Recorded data
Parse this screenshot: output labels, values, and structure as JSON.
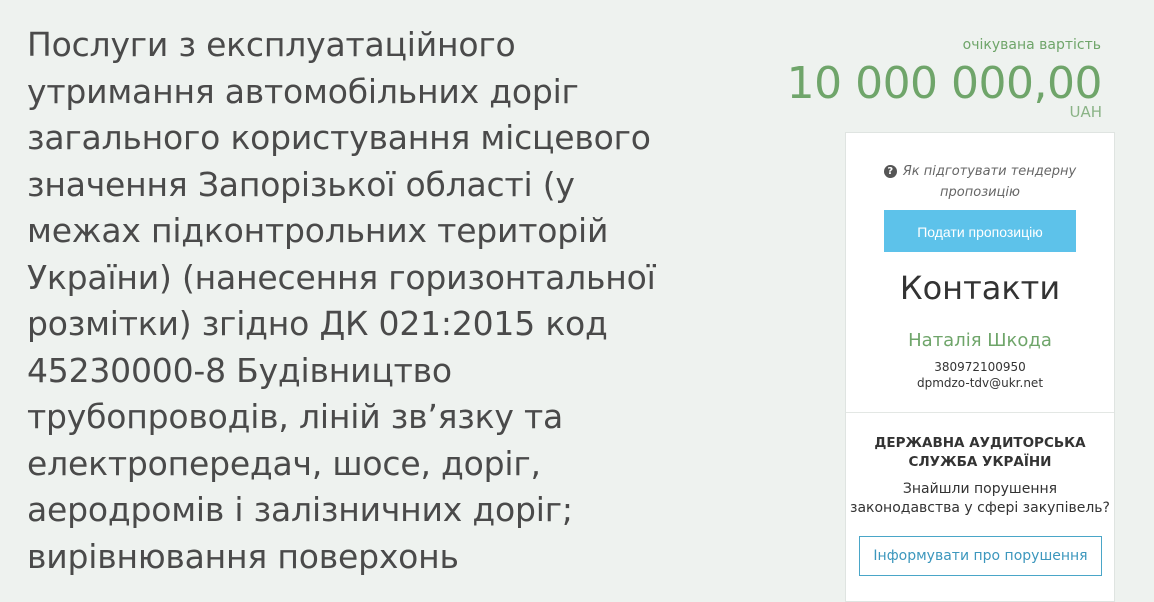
{
  "tender": {
    "title": "Послуги з експлуатаційного утримання автомобільних доріг загального користування місцевого значення Запорізької області (у межах підконтрольних територій України) (нанесення горизонтальної розмітки) згідно ДК 021:2015 код 45230000-8 Будівництво трубопроводів, ліній зв’язку та електропередач, шосе, доріг, аеродромів і залізничних доріг; вирівнювання поверхонь"
  },
  "price": {
    "label": "очікувана вартість",
    "value": "10 000 000,00",
    "currency": "UAH"
  },
  "sidebar": {
    "howto_icon": "question-circle-icon",
    "howto_line1": "Як підготувати тендерну",
    "howto_line2": "пропозицію",
    "submit_label": "Подати пропозицію",
    "contacts_title": "Контакти",
    "contact_name": "Наталія Шкода",
    "contact_phone": "380972100950",
    "contact_email": "dpmdzo-tdv@ukr.net",
    "audit_title_line1": "ДЕРЖАВНА АУДИТОРСЬКА",
    "audit_title_line2": "СЛУЖБА УКРАЇНИ",
    "audit_text_line1": "Знайшли порушення",
    "audit_text_line2": "законодавства у сфері закупівель?",
    "report_label": "Інформувати про порушення"
  },
  "colors": {
    "background": "#eef2ef",
    "accent_green": "#6fa56a",
    "submit_button": "#5dc2ea",
    "report_border": "#4aa6c8"
  }
}
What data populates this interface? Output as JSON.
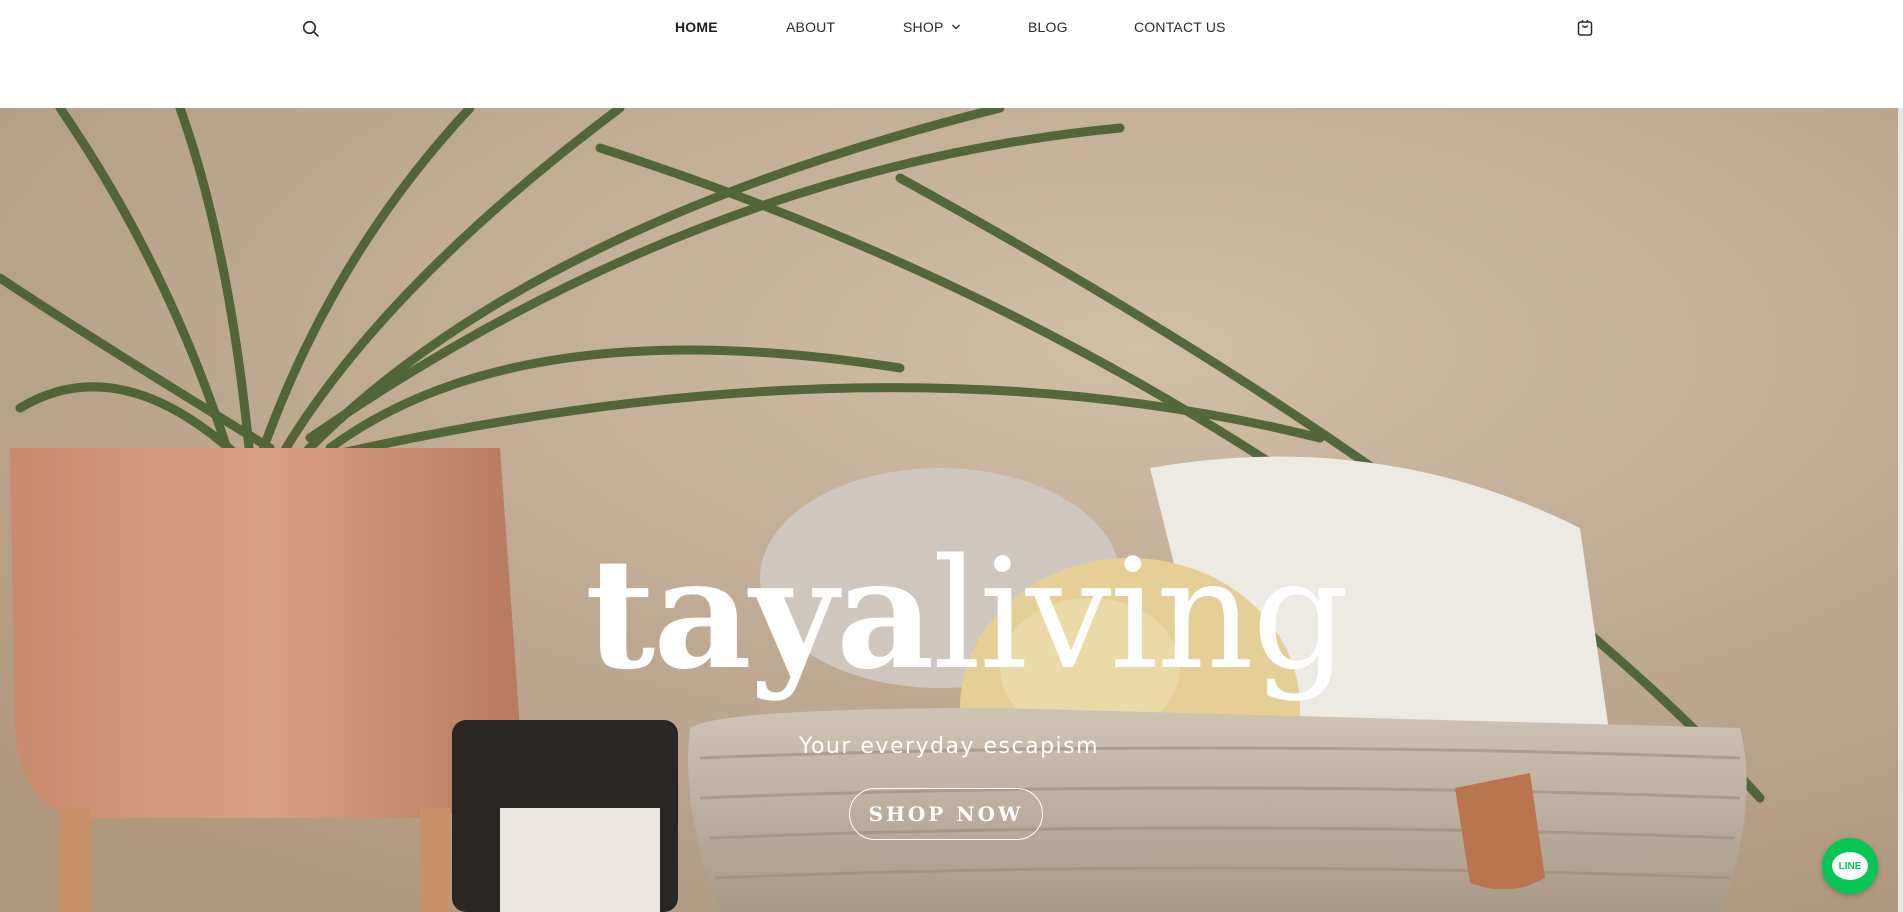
{
  "header": {
    "nav": [
      {
        "label": "HOME",
        "active": true
      },
      {
        "label": "ABOUT",
        "active": false
      },
      {
        "label": "SHOP",
        "active": false,
        "has_dropdown": true
      },
      {
        "label": "BLOG",
        "active": false
      },
      {
        "label": "CONTACT US",
        "active": false
      }
    ],
    "icons": {
      "search": "search-icon",
      "cart": "shopping-bag-icon",
      "shop_dropdown": "chevron-down-icon"
    }
  },
  "hero": {
    "logo_part1": "taya",
    "logo_part2": "living",
    "tagline": "Your everyday escapism",
    "cta_label": "SHOP NOW"
  },
  "floating": {
    "line_label": "LINE"
  },
  "colors": {
    "accent_line": "#06c755",
    "hero_bg": "#bda48c",
    "text_dark": "#2b2b2b"
  }
}
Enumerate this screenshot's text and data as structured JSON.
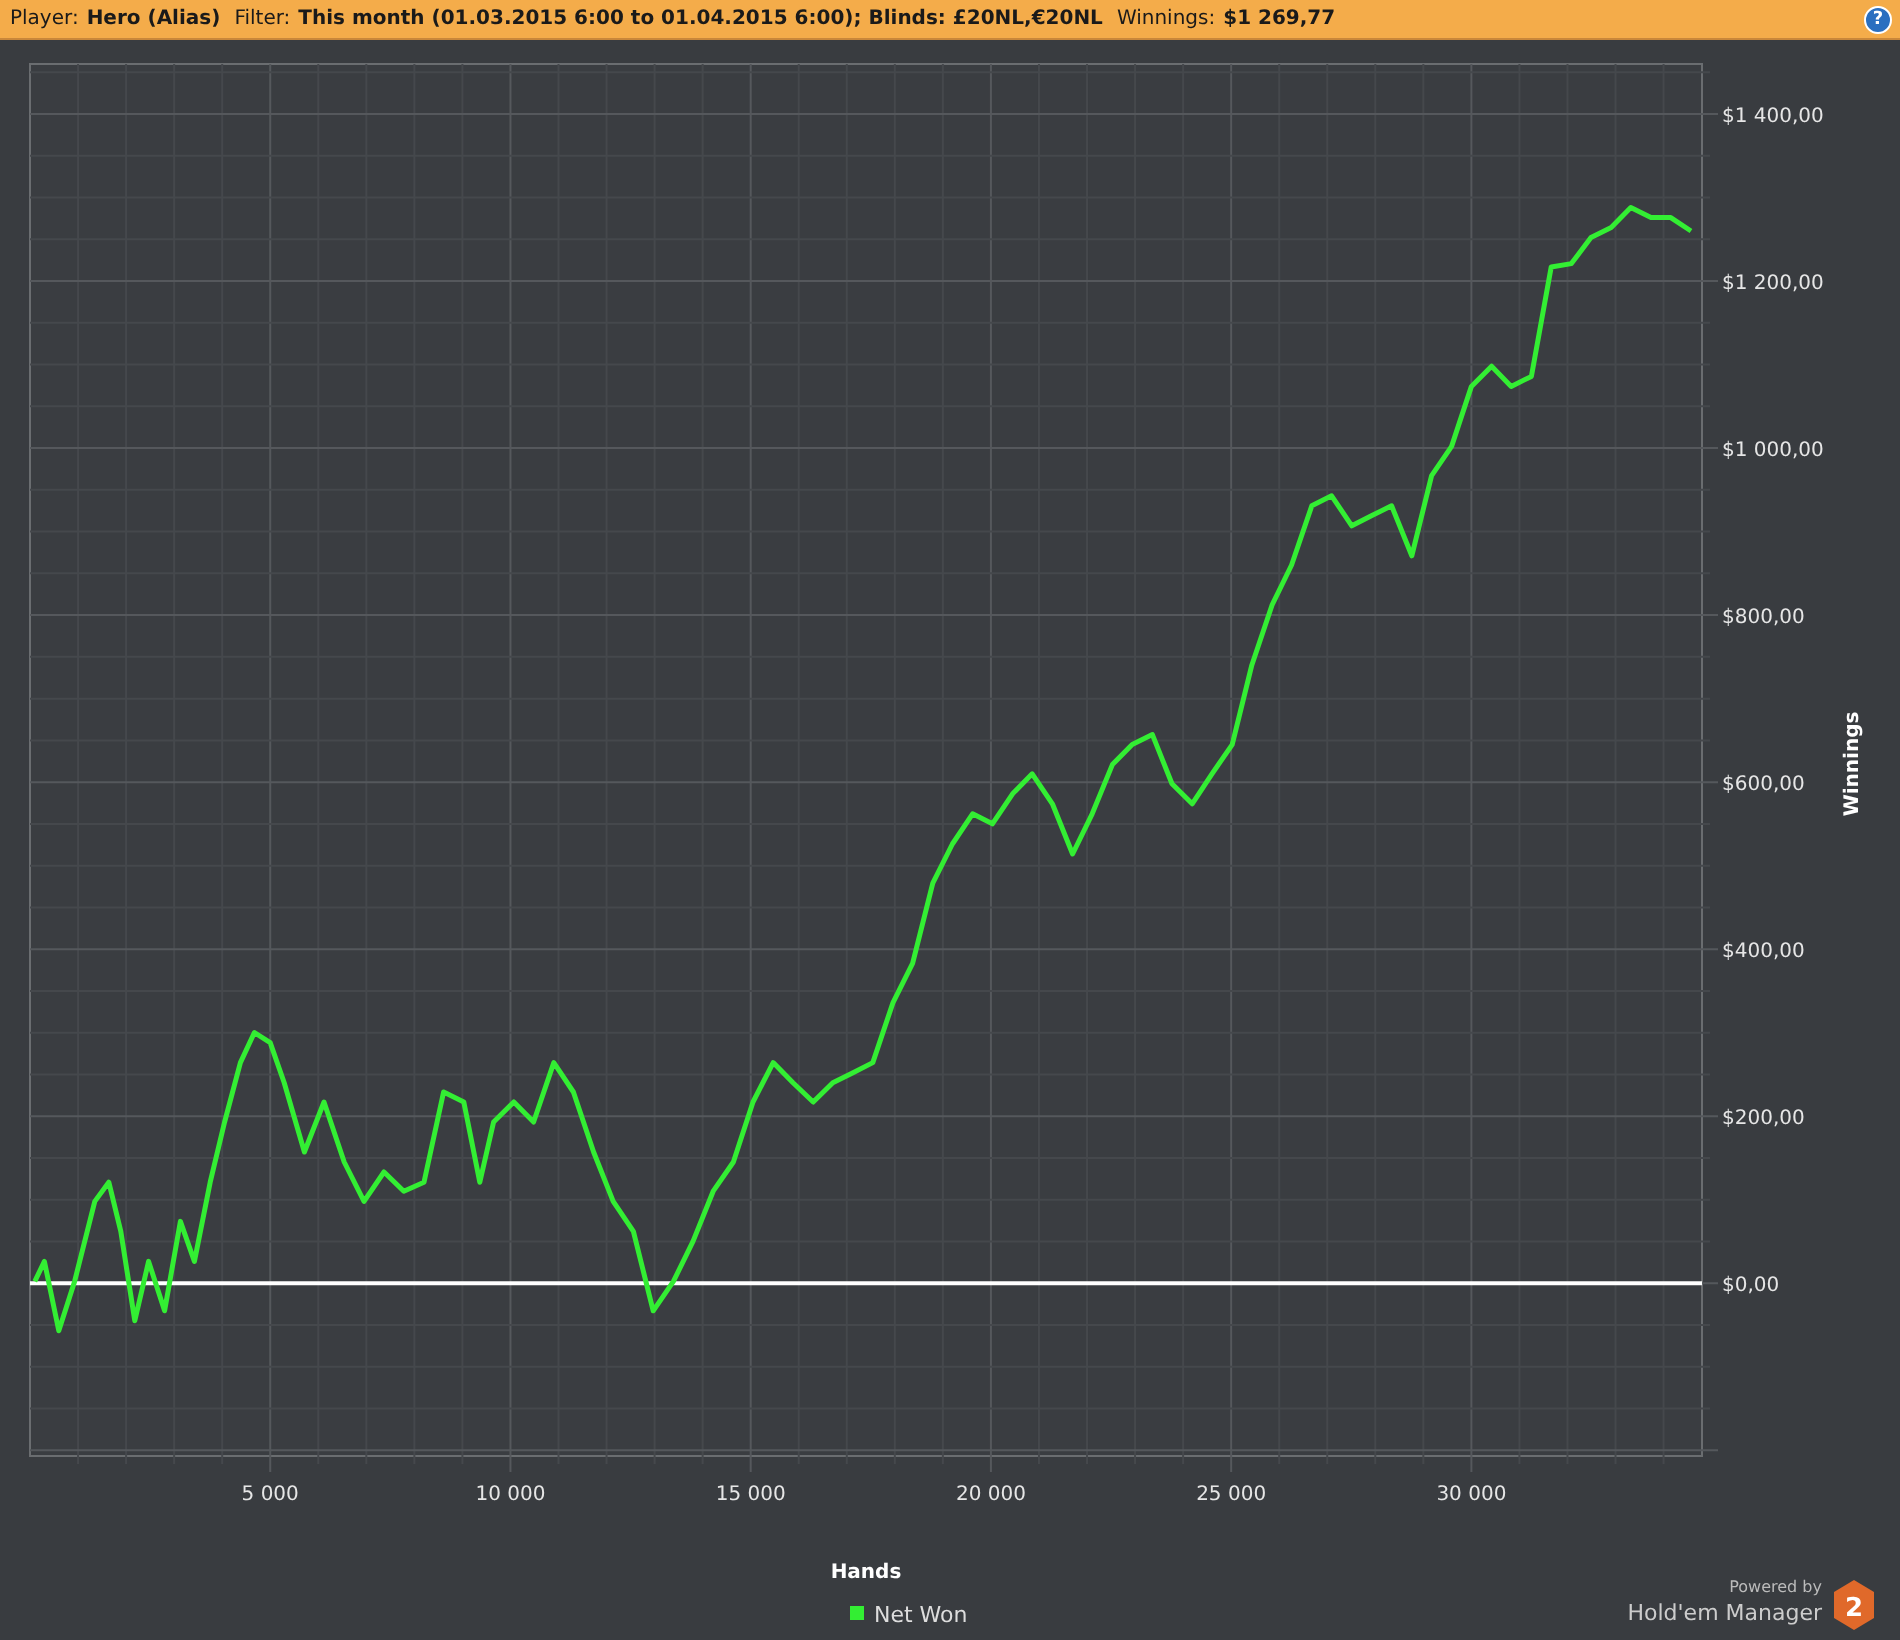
{
  "header": {
    "fields": [
      {
        "label": "Player:",
        "value": "Hero (Alias)"
      },
      {
        "label": "Filter:",
        "value": "This month (01.03.2015 6:00 to 01.04.2015 6:00); Blinds: £20NL,€20NL"
      },
      {
        "label": "Winnings:",
        "value": "$1 269,77"
      }
    ],
    "help_button": "?"
  },
  "chart": {
    "chart_data": {
      "type": "line",
      "grid": true,
      "xlabel": "Hands",
      "ylabel": "Winnings",
      "xlim": [
        0,
        34800
      ],
      "ylim": [
        -207,
        1460
      ],
      "xticks": [
        {
          "value": 5000,
          "label": "5 000"
        },
        {
          "value": 10000,
          "label": "10 000"
        },
        {
          "value": 15000,
          "label": "15 000"
        },
        {
          "value": 20000,
          "label": "20 000"
        },
        {
          "value": 25000,
          "label": "25 000"
        },
        {
          "value": 30000,
          "label": "30 000"
        }
      ],
      "yticks": [
        {
          "value": 0,
          "label": "$0,00"
        },
        {
          "value": 200,
          "label": "$200,00"
        },
        {
          "value": 400,
          "label": "$400,00"
        },
        {
          "value": 600,
          "label": "$600,00"
        },
        {
          "value": 800,
          "label": "$800,00"
        },
        {
          "value": 1000,
          "label": "$1 000,00"
        },
        {
          "value": 1200,
          "label": "$1 200,00"
        },
        {
          "value": 1400,
          "label": "$1 400,00"
        }
      ],
      "x": [
        100,
        300,
        600,
        930,
        1350,
        1640,
        1890,
        2180,
        2470,
        2800,
        3130,
        3420,
        3750,
        4050,
        4380,
        4670,
        5000,
        5290,
        5710,
        6120,
        6540,
        6950,
        7370,
        7780,
        8200,
        8610,
        9030,
        9360,
        9650,
        10070,
        10480,
        10900,
        11310,
        11730,
        12140,
        12560,
        12970,
        13390,
        13800,
        14220,
        14640,
        15050,
        15470,
        15880,
        16300,
        16710,
        17130,
        17540,
        17960,
        18370,
        18790,
        19200,
        19620,
        20030,
        20450,
        20860,
        21280,
        21700,
        22110,
        22530,
        22940,
        23360,
        23770,
        24190,
        24600,
        25020,
        25430,
        25850,
        26260,
        26680,
        27090,
        27510,
        27920,
        28340,
        28760,
        29170,
        29590,
        30000,
        30420,
        30830,
        31250,
        31660,
        32080,
        32490,
        32910,
        33320,
        33740,
        34150,
        34570
      ],
      "series": [
        {
          "name": "Net Won",
          "color": "#33ee33",
          "values": [
            2,
            26,
            -57,
            2,
            98,
            121,
            62,
            -45,
            26,
            -33,
            74,
            26,
            121,
            193,
            264,
            300,
            288,
            240,
            157,
            217,
            145,
            98,
            133,
            110,
            121,
            229,
            217,
            121,
            193,
            217,
            193,
            264,
            229,
            157,
            98,
            62,
            -33,
            2,
            50,
            110,
            145,
            217,
            264,
            240,
            217,
            240,
            252,
            264,
            336,
            383,
            479,
            526,
            562,
            550,
            586,
            610,
            574,
            514,
            562,
            621,
            645,
            657,
            598,
            574,
            610,
            645,
            740,
            812,
            860,
            931,
            943,
            907,
            919,
            931,
            871,
            967,
            1002,
            1074,
            1098,
            1074,
            1086,
            1217,
            1221,
            1252,
            1264,
            1288,
            1276,
            1276,
            1260
          ]
        }
      ]
    }
  },
  "branding": {
    "powered_by": "Powered by",
    "product": "Hold'em Manager",
    "version": "2"
  }
}
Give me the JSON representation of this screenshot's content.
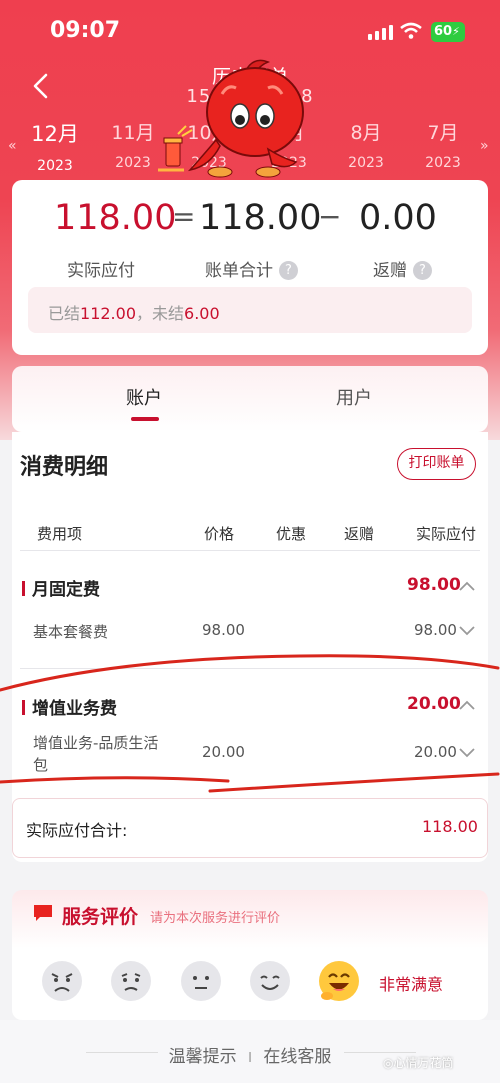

## What the task requires:
Write every entry out again exactly, dropping the pictures.

## Exercise answer:
Parse this screenshot: output labels, values, and structure as JSON.
{
  "tender": {
    "title": "Послуги з експлуатаційного утримання автомобільних доріг загального користування місцевого значення Запорізької області (у межах підконтрольних територій України) (нанесення горизонтальної розмітки) згідно ДК 021:2015 код 45230000-8 Будівництво трубопроводів, ліній зв’язку та електропередач, шосе, доріг, аеродромів і залізничних доріг; вирівнювання поверхонь"
  },
  "price": {
    "label": "очікувана вартість",
    "value": "10 000 000,00",
    "currency": "UAH"
  },
  "sidebar": {
    "howto_icon": "question-circle-icon",
    "howto_line1": "Як підготувати тендерну",
    "howto_line2": "пропозицію",
    "submit_label": "Подати пропозицію",
    "contacts_title": "Контакти",
    "contact_name": "Наталія Шкода",
    "contact_phone": "380972100950",
    "contact_email": "dpmdzo-tdv@ukr.net",
    "audit_title_line1": "ДЕРЖАВНА АУДИТОРСЬКА",
    "audit_title_line2": "СЛУЖБА УКРАЇНИ",
    "audit_text_line1": "Знайшли порушення",
    "audit_text_line2": "законодавства у сфері закупівель?",
    "report_label": "Інформувати про порушення"
  },
  "colors": {
    "background": "#eef2ef",
    "accent_green": "#6fa56a",
    "submit_button": "#5dc2ea",
    "report_border": "#4aa6c8"
  }
}
What data populates this interface? Output as JSON.
{
  "header": {
    "nav": [
      {
        "label": "HOME",
        "active": true
      },
      {
        "label": "ABOUT",
        "active": false
      },
      {
        "label": "SHOP",
        "active": false,
        "has_dropdown": true
      },
      {
        "label": "BLOG",
        "active": false
      },
      {
        "label": "CONTACT US",
        "active": false
      }
    ],
    "icons": {
      "search": "search-icon",
      "cart": "shopping-bag-icon",
      "shop_dropdown": "chevron-down-icon"
    }
  },
  "hero": {
    "logo_part1": "taya",
    "logo_part2": "living",
    "tagline": "Your everyday escapism",
    "cta_label": "SHOP NOW"
  },
  "floating": {
    "line_label": "LINE"
  },
  "colors": {
    "accent_line": "#06c755",
    "hero_bg": "#bda48c",
    "text_dark": "#2b2b2b"
  }
}
Enumerate this screenshot's text and data as structured JSON.
{
  "header": {
    "fields": [
      {
        "label": "Player:",
        "value": "Hero (Alias)"
      },
      {
        "label": "Filter:",
        "value": "This month (01.03.2015 6:00 to 01.04.2015 6:00); Blinds: £20NL,€20NL"
      },
      {
        "label": "Winnings:",
        "value": "$1 269,77"
      }
    ],
    "help_button": "?"
  },
  "chart": {
    "chart_data": {
      "type": "line",
      "grid": true,
      "xlabel": "Hands",
      "ylabel": "Winnings",
      "xlim": [
        0,
        34800
      ],
      "ylim": [
        -207,
        1460
      ],
      "xticks": [
        {
          "value": 5000,
          "label": "5 000"
        },
        {
          "value": 10000,
          "label": "10 000"
        },
        {
          "value": 15000,
          "label": "15 000"
        },
        {
          "value": 20000,
          "label": "20 000"
        },
        {
          "value": 25000,
          "label": "25 000"
        },
        {
          "value": 30000,
          "label": "30 000"
        }
      ],
      "yticks": [
        {
          "value": 0,
          "label": "$0,00"
        },
        {
          "value": 200,
          "label": "$200,00"
        },
        {
          "value": 400,
          "label": "$400,00"
        },
        {
          "value": 600,
          "label": "$600,00"
        },
        {
          "value": 800,
          "label": "$800,00"
        },
        {
          "value": 1000,
          "label": "$1 000,00"
        },
        {
          "value": 1200,
          "label": "$1 200,00"
        },
        {
          "value": 1400,
          "label": "$1 400,00"
        }
      ],
      "x": [
        100,
        300,
        600,
        930,
        1350,
        1640,
        1890,
        2180,
        2470,
        2800,
        3130,
        3420,
        3750,
        4050,
        4380,
        4670,
        5000,
        5290,
        5710,
        6120,
        6540,
        6950,
        7370,
        7780,
        8200,
        8610,
        9030,
        9360,
        9650,
        10070,
        10480,
        10900,
        11310,
        11730,
        12140,
        12560,
        12970,
        13390,
        13800,
        14220,
        14640,
        15050,
        15470,
        15880,
        16300,
        16710,
        17130,
        17540,
        17960,
        18370,
        18790,
        19200,
        19620,
        20030,
        20450,
        20860,
        21280,
        21700,
        22110,
        22530,
        22940,
        23360,
        23770,
        24190,
        24600,
        25020,
        25430,
        25850,
        26260,
        26680,
        27090,
        27510,
        27920,
        28340,
        28760,
        29170,
        29590,
        30000,
        30420,
        30830,
        31250,
        31660,
        32080,
        32490,
        32910,
        33320,
        33740,
        34150,
        34570
      ],
      "series": [
        {
          "name": "Net Won",
          "color": "#33ee33",
          "values": [
            2,
            26,
            -57,
            2,
            98,
            121,
            62,
            -45,
            26,
            -33,
            74,
            26,
            121,
            193,
            264,
            300,
            288,
            240,
            157,
            217,
            145,
            98,
            133,
            110,
            121,
            229,
            217,
            121,
            193,
            217,
            193,
            264,
            229,
            157,
            98,
            62,
            -33,
            2,
            50,
            110,
            145,
            217,
            264,
            240,
            217,
            240,
            252,
            264,
            336,
            383,
            479,
            526,
            562,
            550,
            586,
            610,
            574,
            514,
            562,
            621,
            645,
            657,
            598,
            574,
            610,
            645,
            740,
            812,
            860,
            931,
            943,
            907,
            919,
            931,
            871,
            967,
            1002,
            1074,
            1098,
            1074,
            1086,
            1217,
            1221,
            1252,
            1264,
            1288,
            1276,
            1276,
            1260
          ]
        }
      ]
    }
  },
  "branding": {
    "powered_by": "Powered by",
    "product": "Hold'em Manager",
    "version": "2"
  }
}
Give me the JSON representation of this screenshot's content.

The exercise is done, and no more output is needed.